[Dataset entries]
────────────────────────────────────────

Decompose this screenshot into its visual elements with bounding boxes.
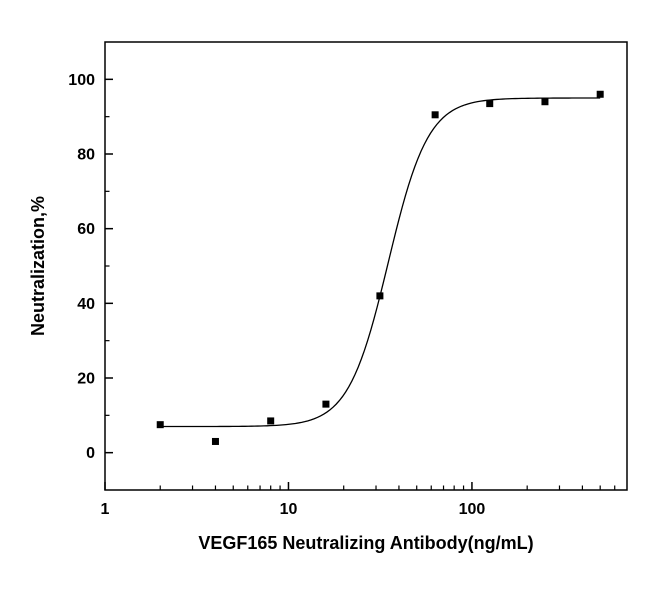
x-tick-label: 10 <box>280 501 298 518</box>
plot-border <box>104 41 628 491</box>
y-tick-label: 40 <box>77 296 95 313</box>
y-tick-label: 0 <box>86 445 95 462</box>
data-point <box>156 421 164 429</box>
data-point <box>596 90 604 98</box>
axis-tick-labels: 1 10 100 0 20 40 60 80 100 <box>68 72 485 518</box>
y-tick-label: 80 <box>77 147 95 164</box>
x-tick-label: 100 <box>459 501 486 518</box>
x-tick-label: 1 <box>101 501 110 518</box>
y-tick-label: 60 <box>77 221 95 238</box>
y-tick-label: 100 <box>68 72 95 89</box>
data-points <box>156 90 604 445</box>
data-point <box>376 292 384 300</box>
data-point <box>211 437 219 445</box>
y-axis-title: Neutralization,% <box>28 196 48 336</box>
data-point <box>486 100 494 108</box>
x-axis-title: VEGF165 Neutralizing Antibody(ng/mL) <box>198 533 533 553</box>
y-tick-label: 20 <box>77 371 95 388</box>
data-point <box>322 400 330 408</box>
data-point <box>431 111 439 119</box>
data-point <box>541 98 549 106</box>
data-point <box>267 417 275 425</box>
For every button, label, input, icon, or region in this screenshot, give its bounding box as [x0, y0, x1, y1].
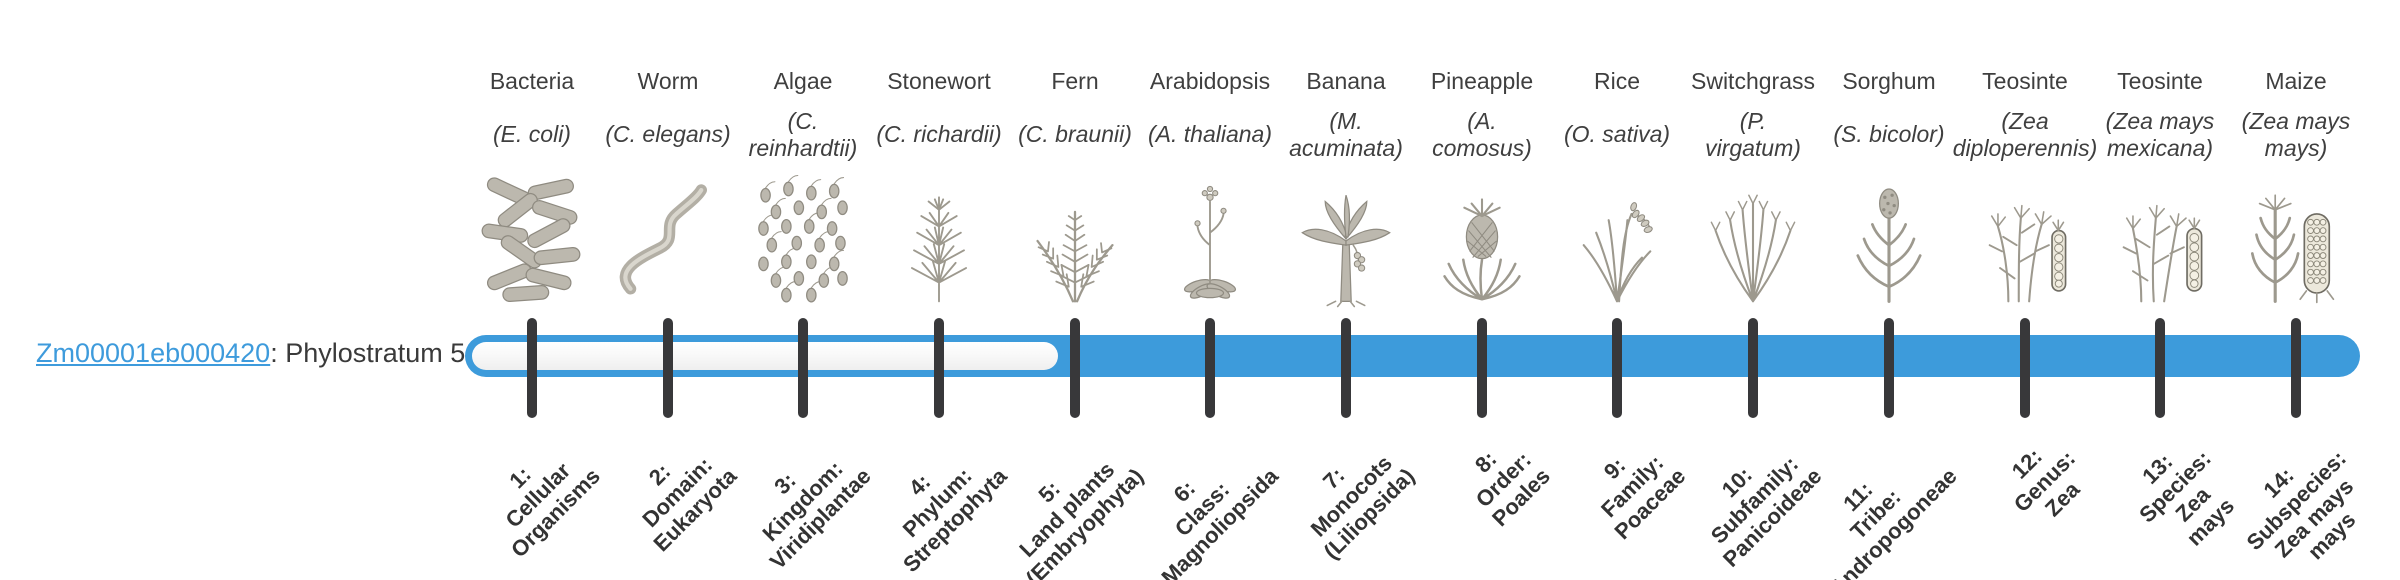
teosinte-illustration	[2072, 168, 2248, 304]
phylostratum-tick	[2291, 318, 2301, 418]
algae-illustration	[715, 168, 891, 304]
phylostratum-tick	[1341, 318, 1351, 418]
phylostratum-tick	[527, 318, 537, 418]
stonewort-illustration	[851, 168, 1027, 304]
organism-name: Arabidopsis	[1149, 68, 1271, 94]
gene-id-link[interactable]: Zm00001eb000420	[36, 338, 271, 368]
gene-track-label: Zm00001eb000420: Phylostratum 5	[36, 338, 465, 369]
arabidopsis-illustration	[1122, 168, 1298, 304]
phylostratum-tick	[798, 318, 808, 418]
organism-species: (C. richardii)	[876, 121, 1002, 148]
worm-illustration	[580, 168, 756, 304]
organism-column: Algae (C. reinhardtii)	[715, 40, 891, 580]
organism-species: (M. acuminata)	[1289, 107, 1403, 161]
phylostratum-tick	[1612, 318, 1622, 418]
organism-column: Sorghum (S. bicolor) 11: Tribe: Andropog…	[1801, 40, 1977, 580]
arabidopsis-icon	[1183, 185, 1237, 299]
organism-species: (S. bicolor)	[1833, 121, 1945, 148]
sorghum-icon	[1856, 188, 1922, 303]
organism-species: (O. sativa)	[1563, 121, 1671, 148]
banana-icon	[1301, 195, 1391, 308]
sorghum-illustration	[1801, 168, 1977, 304]
organism-species: (P. virgatum)	[1705, 107, 1801, 161]
organism-column: Teosinte (Zea mays mexicana) 13: Species…	[2072, 40, 2248, 580]
maize-illustration	[2208, 168, 2384, 304]
teosinte-illustration	[1937, 168, 2113, 304]
teosinte-icon	[2122, 204, 2203, 303]
phylostratum-bar	[465, 335, 2360, 377]
organism-column: Teosinte (Zea diploperennis) 12: Genus: …	[1937, 40, 2113, 580]
organism-species: (A. comosus)	[1432, 107, 1532, 161]
organism-column: Switchgrass (P. virgatum) 10: Subfamily:…	[1665, 40, 1841, 580]
phylostratum-text: Phylostratum 5	[285, 338, 466, 368]
organism-name: Fern	[1051, 68, 1099, 94]
organism-name: Worm	[637, 68, 699, 94]
organism-name: Rice	[1593, 68, 1640, 94]
phylostratum-tick	[2155, 318, 2165, 418]
organism-column: Worm (C. elegans) 2: Domain: Eukaryota	[580, 40, 756, 580]
gene-label-separator: :	[270, 338, 286, 368]
phylostratum-tick	[1477, 318, 1487, 418]
phylostratum-tick	[663, 318, 673, 418]
organism-column: Rice (O. sativa) 9: Family: Poaceae	[1529, 40, 1705, 580]
worm-icon	[619, 184, 707, 295]
organism-column: Banana (M. acuminata) 7	[1258, 40, 1434, 580]
organism-name: Stonewort	[887, 68, 991, 94]
organism-name: Banana	[1306, 68, 1386, 94]
maize-icon	[2250, 194, 2335, 304]
algae-icon	[758, 174, 848, 303]
organism-name: Pineapple	[1430, 68, 1534, 94]
fern-illustration	[987, 168, 1163, 304]
pineapple-icon	[1443, 198, 1521, 301]
phylostratum-tick	[1884, 318, 1894, 418]
organism-species: (Zea mays mexicana)	[2105, 107, 2215, 161]
organism-name: Sorghum	[1842, 68, 1936, 94]
banana-illustration	[1258, 168, 1434, 308]
organism-column: Bacteria (E. coli) 1: Ce	[444, 40, 620, 580]
organism-name: Maize	[2265, 68, 2327, 94]
organism-column: Pineapple (A. comosus) 8: Order: Poales	[1394, 40, 1570, 580]
pineapple-illustration	[1394, 168, 1570, 304]
rice-illustration	[1529, 168, 1705, 304]
phylostratum-stratum-label: 14: Subspecies: Zea mays mays	[2242, 445, 2361, 565]
organism-name: Switchgrass	[1691, 68, 1815, 94]
bacteria-icon	[481, 177, 581, 303]
phylostratum-tick	[934, 318, 944, 418]
switchgrass-illustration	[1665, 168, 1841, 304]
rice-icon	[1582, 202, 1653, 303]
organism-name: Teosinte	[1982, 68, 2068, 94]
phylostratum-tick	[2020, 318, 2030, 418]
organism-column: Arabidopsis (A. thaliana) 6: Class: Magn…	[1122, 40, 1298, 580]
organism-name: Algae	[773, 68, 833, 94]
switchgrass-icon	[1710, 194, 1796, 303]
organism-species: (E. coli)	[493, 121, 571, 148]
organism-column: Fern (C. braunii) 5: Land plants (Embryo…	[987, 40, 1163, 580]
organism-species: (Zea diploperennis)	[1952, 107, 2098, 161]
phylostratum-tick	[1070, 318, 1080, 418]
organism-species: (C. braunii)	[1018, 121, 1132, 148]
stonewort-icon	[911, 196, 967, 303]
fern-icon	[1036, 210, 1114, 303]
phylostratum-bar-unfilled	[472, 342, 1058, 370]
organism-name: Bacteria	[489, 68, 575, 94]
organism-column: Stonewort (C. richardii) 4: Phylum: Stre…	[851, 40, 1027, 580]
organism-species: (C. reinhardtii)	[748, 107, 858, 161]
teosinte-icon	[1988, 204, 2067, 303]
organism-species: (Zea mays mays)	[2241, 107, 2351, 161]
phylostratum-tick	[1748, 318, 1758, 418]
organism-species: (C. elegans)	[605, 121, 731, 148]
bacteria-illustration	[444, 168, 620, 304]
organism-species: (A. thaliana)	[1147, 121, 1272, 148]
organism-column: Maize (Zea mays mays)	[2208, 40, 2384, 580]
phylostratum-tick	[1205, 318, 1215, 418]
organism-name: Teosinte	[2117, 68, 2203, 94]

────────────────────────────────────────

Problem requirements:
Exact copy, pictures excluded: restate every record above word for word.

Problem solution:
Decompose this screenshot into its visual elements with bounding boxes.
x-tick-label: 10 <box>280 501 298 518</box>
plot-border <box>104 41 628 491</box>
y-tick-label: 40 <box>77 296 95 313</box>
y-tick-label: 0 <box>86 445 95 462</box>
data-point <box>156 421 164 429</box>
data-point <box>596 90 604 98</box>
axis-tick-labels: 1 10 100 0 20 40 60 80 100 <box>68 72 485 518</box>
y-tick-label: 80 <box>77 147 95 164</box>
x-tick-label: 100 <box>459 501 486 518</box>
x-tick-label: 1 <box>101 501 110 518</box>
y-tick-label: 60 <box>77 221 95 238</box>
y-tick-label: 100 <box>68 72 95 89</box>
data-points <box>156 90 604 445</box>
data-point <box>376 292 384 300</box>
data-point <box>211 437 219 445</box>
y-axis-title: Neutralization,% <box>28 196 48 336</box>
data-point <box>486 100 494 108</box>
x-axis-title: VEGF165 Neutralizing Antibody(ng/mL) <box>198 533 533 553</box>
y-tick-label: 20 <box>77 371 95 388</box>
data-point <box>322 400 330 408</box>
data-point <box>431 111 439 119</box>
data-point <box>541 98 549 106</box>
data-point <box>267 417 275 425</box>
For every button, label, input, icon, or region in this screenshot, give its bounding box as [x0, y0, x1, y1].
teosinte-illustration	[2072, 168, 2248, 304]
phylostratum-tick	[2291, 318, 2301, 418]
algae-illustration	[715, 168, 891, 304]
phylostratum-tick	[1341, 318, 1351, 418]
phylostratum-tick	[527, 318, 537, 418]
stonewort-illustration	[851, 168, 1027, 304]
organism-name: Arabidopsis	[1149, 68, 1271, 94]
gene-id-link[interactable]: Zm00001eb000420	[36, 338, 271, 368]
gene-track-label: Zm00001eb000420: Phylostratum 5	[36, 338, 465, 369]
arabidopsis-illustration	[1122, 168, 1298, 304]
phylostratum-tick	[798, 318, 808, 418]
organism-species: (C. richardii)	[876, 121, 1002, 148]
worm-illustration	[580, 168, 756, 304]
organism-column: Algae (C. reinhardtii)	[715, 40, 891, 580]
organism-species: (M. acuminata)	[1289, 107, 1403, 161]
phylostratum-tick	[1612, 318, 1622, 418]
organism-column: Sorghum (S. bicolor) 11: Tribe: Andropog…	[1801, 40, 1977, 580]
arabidopsis-icon	[1183, 185, 1237, 299]
organism-species: (S. bicolor)	[1833, 121, 1945, 148]
sorghum-icon	[1856, 188, 1922, 303]
organism-species: (O. sativa)	[1563, 121, 1671, 148]
banana-icon	[1301, 195, 1391, 308]
sorghum-illustration	[1801, 168, 1977, 304]
organism-species: (P. virgatum)	[1705, 107, 1801, 161]
organism-column: Teosinte (Zea mays mexicana) 13: Species…	[2072, 40, 2248, 580]
maize-illustration	[2208, 168, 2384, 304]
teosinte-illustration	[1937, 168, 2113, 304]
teosinte-icon	[2122, 204, 2203, 303]
phylostratum-bar	[465, 335, 2360, 377]
organism-column: Teosinte (Zea diploperennis) 12: Genus: …	[1937, 40, 2113, 580]
organism-species: (A. comosus)	[1432, 107, 1532, 161]
organism-column: Switchgrass (P. virgatum) 10: Subfamily:…	[1665, 40, 1841, 580]
phylostratum-text: Phylostratum 5	[285, 338, 466, 368]
organism-name: Fern	[1051, 68, 1099, 94]
organism-name: Worm	[637, 68, 699, 94]
organism-name: Rice	[1593, 68, 1640, 94]
phylostratum-tick	[2155, 318, 2165, 418]
organism-column: Worm (C. elegans) 2: Domain: Eukaryota	[580, 40, 756, 580]
gene-label-separator: :	[270, 338, 286, 368]
phylostratum-tick	[1477, 318, 1487, 418]
phylostratum-tick	[663, 318, 673, 418]
organism-column: Rice (O. sativa) 9: Family: Poaceae	[1529, 40, 1705, 580]
worm-icon	[619, 184, 707, 295]
organism-column: Banana (M. acuminata) 7	[1258, 40, 1434, 580]
organism-name: Stonewort	[887, 68, 991, 94]
organism-name: Banana	[1306, 68, 1386, 94]
maize-icon	[2250, 194, 2335, 304]
algae-icon	[758, 174, 848, 303]
organism-name: Pineapple	[1430, 68, 1534, 94]
fern-illustration	[987, 168, 1163, 304]
pineapple-icon	[1443, 198, 1521, 301]
phylostratum-tick	[1884, 318, 1894, 418]
organism-species: (Zea mays mexicana)	[2105, 107, 2215, 161]
organism-name: Sorghum	[1842, 68, 1936, 94]
banana-illustration	[1258, 168, 1434, 308]
organism-column: Bacteria (E. coli) 1: Ce	[444, 40, 620, 580]
organism-name: Maize	[2265, 68, 2327, 94]
organism-column: Pineapple (A. comosus) 8: Order: Poales	[1394, 40, 1570, 580]
pineapple-illustration	[1394, 168, 1570, 304]
rice-illustration	[1529, 168, 1705, 304]
phylostratum-stratum-label: 14: Subspecies: Zea mays mays	[2242, 445, 2361, 565]
organism-name: Switchgrass	[1691, 68, 1815, 94]
bacteria-icon	[481, 177, 581, 303]
phylostratum-tick	[934, 318, 944, 418]
switchgrass-illustration	[1665, 168, 1841, 304]
rice-icon	[1582, 202, 1653, 303]
organism-name: Teosinte	[1982, 68, 2068, 94]
phylostratum-tick	[2020, 318, 2030, 418]
organism-column: Arabidopsis (A. thaliana) 6: Class: Magn…	[1122, 40, 1298, 580]
organism-name: Algae	[773, 68, 833, 94]
switchgrass-icon	[1710, 194, 1796, 303]
organism-species: (E. coli)	[493, 121, 571, 148]
organism-column: Fern (C. braunii) 5: Land plants (Embryo…	[987, 40, 1163, 580]
organism-species: (Zea diploperennis)	[1952, 107, 2098, 161]
phylostratum-tick	[1070, 318, 1080, 418]
organism-species: (C. braunii)	[1018, 121, 1132, 148]
stonewort-icon	[911, 196, 967, 303]
fern-icon	[1036, 210, 1114, 303]
phylostratum-bar-unfilled	[472, 342, 1058, 370]
organism-name: Bacteria	[489, 68, 575, 94]
organism-column: Stonewort (C. richardii) 4: Phylum: Stre…	[851, 40, 1027, 580]
organism-species: (C. reinhardtii)	[748, 107, 858, 161]
teosinte-icon	[1988, 204, 2067, 303]
organism-species: (Zea mays mays)	[2241, 107, 2351, 161]
phylostratum-tick	[1748, 318, 1758, 418]
organism-species: (C. elegans)	[605, 121, 731, 148]
bacteria-illustration	[444, 168, 620, 304]
organism-species: (A. thaliana)	[1147, 121, 1272, 148]
organism-column: Maize (Zea mays mays)	[2208, 40, 2384, 580]
phylostratum-tick	[1205, 318, 1215, 418]
organism-name: Teosinte	[2117, 68, 2203, 94]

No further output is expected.